INSTRUCTION 1
Please write out the part of the inverse-function thread that begins with the words "Actually, this function" and ends after "two-valued functions, too.", copied exactly.
INSTRUCTION 2
Does the inverse-function thread support each of these statements? (a) The function g has no one-valued inverse. (b) A function ax^2 + bx + c with positive a has its maximum at -b/2a. (c) The final answer depends on additional conditions. Answer each with yes or no and quote the words that decide it.

DOCUMENT TEXT

☆ ☆ ☆

Given `g(x)= 2x^2-4x-5,` find the following, `g^(-1)(-2).`

Saturday, December 25, 2010

Given $\displaystyle{g{{\left({x}\right)}}}={2}{{x}}^{{2}}-{4}{x}-{5},$ find the following, $\displaystyle{{g}}^{{-{1}}}{\left(-{2}\right)}.$

Hello!

Actually, this function $\displaystyle{g{}}$ has no (one-valued) inverse function. For some y's there is no such $\displaystyle{x}$ that $\displaystyle{g{{\left({x}\right)}}}={y},$ for some there are two such x's (two solutions of a quadratic equation). But we can consider two-valued functions, too.

The function $\displaystyle{a}{{x}}^{{2}}+{b}{x}+{c}$ with a positive $\displaystyle{a}$ has its minimum at $\displaystyle{x}_{{0}}=\frac{{-{b}}}{{{2}{a}}}.$ For our function $\displaystyle{g{}}$ it is $\displaystyle-\frac{{-{4}}}{{4}}={1},$ the minimum value is $\displaystyle{g{{\left({1}\right)}}}={2}-{4}-{5}=-{7}.$ So there are two points $\displaystyle{x}_{{1}}$ and $\displaystyle{x}_{{2}}$ such that $\displaystyle{g{{\left({x}\right)}}}=-{2}.$ To find them, we have to solve the quadratic equation

$\displaystyle{2}{{x}}^{{2}}-{4}{x}-{5}=-{2},$ or $\displaystyle{2}{{x}}^{{2}}-{4}{x}-{3}={0}.$

The solutions are $\displaystyle{x}_{{{1},{2}}}=\frac{{{2}\pm\sqrt{{{{2}}^{{2}}+{2}\cdot{3}}}}}{{2}}=\frac{{{2}\pm\sqrt{{{10}}}}}{{2}}={1}\pm\sqrt{{\frac{{5}}{{2}}}}.$

The final answer depends on the additional conditions. One may state that there are no $\displaystyle{{g}}^{{-{1}}}{\left(-{2}\right)},$ that there are two values, $\displaystyle{1}-\sqrt{{\frac{{5}}{{2}}}}$ and $\displaystyle{1}+\sqrt{{\frac{{5}}{{2}}}},$ or choose one of them if there are some constraints on the domain of $\displaystyle{g{.}}$

☆ ☆ ☆

RECORD EXTRACTS

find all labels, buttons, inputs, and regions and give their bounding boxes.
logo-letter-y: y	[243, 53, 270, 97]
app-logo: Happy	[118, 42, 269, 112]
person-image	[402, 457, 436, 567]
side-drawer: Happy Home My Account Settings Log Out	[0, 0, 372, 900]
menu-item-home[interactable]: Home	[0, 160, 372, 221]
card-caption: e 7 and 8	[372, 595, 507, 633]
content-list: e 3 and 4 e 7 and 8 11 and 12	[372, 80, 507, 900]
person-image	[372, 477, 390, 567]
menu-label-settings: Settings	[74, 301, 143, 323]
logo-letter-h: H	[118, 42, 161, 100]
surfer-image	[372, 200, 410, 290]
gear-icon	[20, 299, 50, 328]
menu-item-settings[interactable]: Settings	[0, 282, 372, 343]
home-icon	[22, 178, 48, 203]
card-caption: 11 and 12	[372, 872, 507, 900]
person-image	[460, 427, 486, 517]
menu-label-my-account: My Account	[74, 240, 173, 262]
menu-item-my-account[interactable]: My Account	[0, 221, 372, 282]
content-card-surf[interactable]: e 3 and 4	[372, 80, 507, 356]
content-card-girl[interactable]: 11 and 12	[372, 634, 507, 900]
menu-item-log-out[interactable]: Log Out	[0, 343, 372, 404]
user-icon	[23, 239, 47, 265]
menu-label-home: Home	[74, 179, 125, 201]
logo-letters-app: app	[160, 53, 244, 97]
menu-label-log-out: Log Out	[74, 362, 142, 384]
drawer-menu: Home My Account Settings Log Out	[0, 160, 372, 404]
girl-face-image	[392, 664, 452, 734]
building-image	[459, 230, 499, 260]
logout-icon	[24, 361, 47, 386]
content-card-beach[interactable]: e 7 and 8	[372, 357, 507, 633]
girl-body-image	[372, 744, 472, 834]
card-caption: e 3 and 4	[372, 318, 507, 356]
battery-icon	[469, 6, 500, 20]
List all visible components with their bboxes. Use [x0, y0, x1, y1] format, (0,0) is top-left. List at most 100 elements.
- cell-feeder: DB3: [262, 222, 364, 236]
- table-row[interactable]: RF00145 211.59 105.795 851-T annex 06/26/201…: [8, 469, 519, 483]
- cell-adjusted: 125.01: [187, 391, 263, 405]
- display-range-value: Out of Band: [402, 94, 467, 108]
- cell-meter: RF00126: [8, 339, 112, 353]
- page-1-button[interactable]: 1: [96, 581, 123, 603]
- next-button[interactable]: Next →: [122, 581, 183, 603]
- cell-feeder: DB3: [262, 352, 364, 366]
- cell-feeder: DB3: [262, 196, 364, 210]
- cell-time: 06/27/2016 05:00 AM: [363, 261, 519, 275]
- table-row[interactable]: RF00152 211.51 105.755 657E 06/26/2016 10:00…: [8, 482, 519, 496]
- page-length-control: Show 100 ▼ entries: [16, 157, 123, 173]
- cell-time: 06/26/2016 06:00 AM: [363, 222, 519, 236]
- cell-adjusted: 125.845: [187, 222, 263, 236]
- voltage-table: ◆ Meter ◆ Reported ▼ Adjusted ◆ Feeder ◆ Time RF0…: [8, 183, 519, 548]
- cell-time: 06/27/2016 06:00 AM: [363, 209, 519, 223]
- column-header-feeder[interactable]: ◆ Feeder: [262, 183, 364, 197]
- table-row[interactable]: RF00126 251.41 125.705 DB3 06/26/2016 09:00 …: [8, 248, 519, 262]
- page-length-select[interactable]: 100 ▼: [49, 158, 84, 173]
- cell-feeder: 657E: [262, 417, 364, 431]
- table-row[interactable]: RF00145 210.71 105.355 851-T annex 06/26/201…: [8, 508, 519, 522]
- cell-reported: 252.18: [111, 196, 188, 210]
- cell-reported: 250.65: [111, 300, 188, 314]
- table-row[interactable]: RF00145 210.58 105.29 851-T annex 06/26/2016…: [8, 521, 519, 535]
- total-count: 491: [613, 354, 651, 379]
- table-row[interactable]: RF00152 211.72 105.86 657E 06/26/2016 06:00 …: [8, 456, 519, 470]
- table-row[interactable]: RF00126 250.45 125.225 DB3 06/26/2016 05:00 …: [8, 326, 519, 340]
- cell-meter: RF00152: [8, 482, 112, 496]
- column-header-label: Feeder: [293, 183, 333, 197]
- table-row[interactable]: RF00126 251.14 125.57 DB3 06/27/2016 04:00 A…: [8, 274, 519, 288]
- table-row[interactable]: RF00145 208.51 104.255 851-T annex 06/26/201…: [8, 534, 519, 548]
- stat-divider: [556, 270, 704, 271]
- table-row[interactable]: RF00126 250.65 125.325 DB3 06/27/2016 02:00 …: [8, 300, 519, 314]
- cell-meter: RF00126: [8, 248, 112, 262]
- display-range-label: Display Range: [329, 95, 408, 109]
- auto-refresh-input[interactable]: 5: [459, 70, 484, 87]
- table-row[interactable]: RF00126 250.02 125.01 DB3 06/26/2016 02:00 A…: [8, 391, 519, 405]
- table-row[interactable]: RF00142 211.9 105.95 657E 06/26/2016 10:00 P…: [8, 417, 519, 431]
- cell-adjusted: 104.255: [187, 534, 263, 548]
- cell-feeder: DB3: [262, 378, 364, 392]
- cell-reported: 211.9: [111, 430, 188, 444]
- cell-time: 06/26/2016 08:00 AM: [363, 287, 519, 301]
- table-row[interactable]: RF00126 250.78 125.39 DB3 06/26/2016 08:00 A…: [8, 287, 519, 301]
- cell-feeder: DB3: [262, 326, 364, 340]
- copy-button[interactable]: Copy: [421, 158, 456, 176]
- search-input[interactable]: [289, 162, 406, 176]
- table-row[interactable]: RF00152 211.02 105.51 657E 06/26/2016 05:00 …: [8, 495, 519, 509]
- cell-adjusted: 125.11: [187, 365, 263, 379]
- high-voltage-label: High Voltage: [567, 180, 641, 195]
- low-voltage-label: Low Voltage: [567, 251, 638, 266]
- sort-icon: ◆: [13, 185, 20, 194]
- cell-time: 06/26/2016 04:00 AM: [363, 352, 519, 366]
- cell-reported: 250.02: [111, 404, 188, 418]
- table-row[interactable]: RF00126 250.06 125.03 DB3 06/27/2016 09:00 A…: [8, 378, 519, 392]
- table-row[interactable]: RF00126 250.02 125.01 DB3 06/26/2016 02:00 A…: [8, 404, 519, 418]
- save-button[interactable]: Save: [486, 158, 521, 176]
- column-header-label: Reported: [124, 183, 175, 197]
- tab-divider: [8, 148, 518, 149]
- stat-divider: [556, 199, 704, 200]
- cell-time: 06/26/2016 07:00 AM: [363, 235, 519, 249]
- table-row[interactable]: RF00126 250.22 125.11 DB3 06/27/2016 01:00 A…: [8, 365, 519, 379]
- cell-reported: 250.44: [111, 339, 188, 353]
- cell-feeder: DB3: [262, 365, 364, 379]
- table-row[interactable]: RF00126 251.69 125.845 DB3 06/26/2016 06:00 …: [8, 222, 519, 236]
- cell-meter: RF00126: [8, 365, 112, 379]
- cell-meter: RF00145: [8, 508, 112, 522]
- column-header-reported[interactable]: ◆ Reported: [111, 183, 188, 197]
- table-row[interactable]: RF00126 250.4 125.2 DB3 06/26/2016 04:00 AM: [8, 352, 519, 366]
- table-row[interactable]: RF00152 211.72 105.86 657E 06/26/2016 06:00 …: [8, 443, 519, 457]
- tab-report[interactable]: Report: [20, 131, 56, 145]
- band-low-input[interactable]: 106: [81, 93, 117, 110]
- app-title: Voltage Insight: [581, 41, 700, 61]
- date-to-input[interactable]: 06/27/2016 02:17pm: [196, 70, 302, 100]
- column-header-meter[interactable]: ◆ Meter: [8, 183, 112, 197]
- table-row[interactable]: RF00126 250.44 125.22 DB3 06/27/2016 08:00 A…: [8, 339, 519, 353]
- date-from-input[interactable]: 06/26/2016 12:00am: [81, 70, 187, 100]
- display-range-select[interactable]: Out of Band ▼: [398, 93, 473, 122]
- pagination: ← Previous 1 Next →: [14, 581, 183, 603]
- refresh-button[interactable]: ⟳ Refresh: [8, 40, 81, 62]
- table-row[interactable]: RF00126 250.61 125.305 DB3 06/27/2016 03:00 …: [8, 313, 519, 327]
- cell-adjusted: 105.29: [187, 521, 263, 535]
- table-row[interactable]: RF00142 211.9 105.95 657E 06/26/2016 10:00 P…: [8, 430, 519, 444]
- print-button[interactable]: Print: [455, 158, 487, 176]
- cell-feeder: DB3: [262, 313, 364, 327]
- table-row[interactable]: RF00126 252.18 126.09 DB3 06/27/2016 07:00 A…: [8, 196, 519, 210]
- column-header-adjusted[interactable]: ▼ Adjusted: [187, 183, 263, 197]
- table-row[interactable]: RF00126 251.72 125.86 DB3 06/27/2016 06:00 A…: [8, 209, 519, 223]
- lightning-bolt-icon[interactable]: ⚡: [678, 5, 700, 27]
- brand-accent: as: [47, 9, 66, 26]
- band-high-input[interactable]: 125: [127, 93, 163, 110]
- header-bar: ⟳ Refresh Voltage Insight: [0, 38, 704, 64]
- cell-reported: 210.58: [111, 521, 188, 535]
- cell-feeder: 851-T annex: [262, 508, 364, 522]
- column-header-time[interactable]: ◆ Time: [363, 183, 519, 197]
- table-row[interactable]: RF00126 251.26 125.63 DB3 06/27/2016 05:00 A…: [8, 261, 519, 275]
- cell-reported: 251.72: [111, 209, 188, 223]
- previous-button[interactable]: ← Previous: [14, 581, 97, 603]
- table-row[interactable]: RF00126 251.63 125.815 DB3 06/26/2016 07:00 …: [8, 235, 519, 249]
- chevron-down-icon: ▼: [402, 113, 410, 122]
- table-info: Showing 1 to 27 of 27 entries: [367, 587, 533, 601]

☆ ☆ ☆

COMPLETE ANSWER 1
Actually, this function $\displaystyle{g{}}$ has no (one-valued) inverse function. For some y's there is no such $\displaystyle{x}$ that $\displaystyle{g{{\left({x}\right)}}}={y},$ for some there are two such x's (two solutions of a quadratic equation). But we can consider two-valued functions, too.

COMPLETE ANSWER 2
(a) Yes: "has no (one-valued) inverse function"
(b) No: "has its minimum at"
(c) Yes: "The final answer depends on the additional conditions."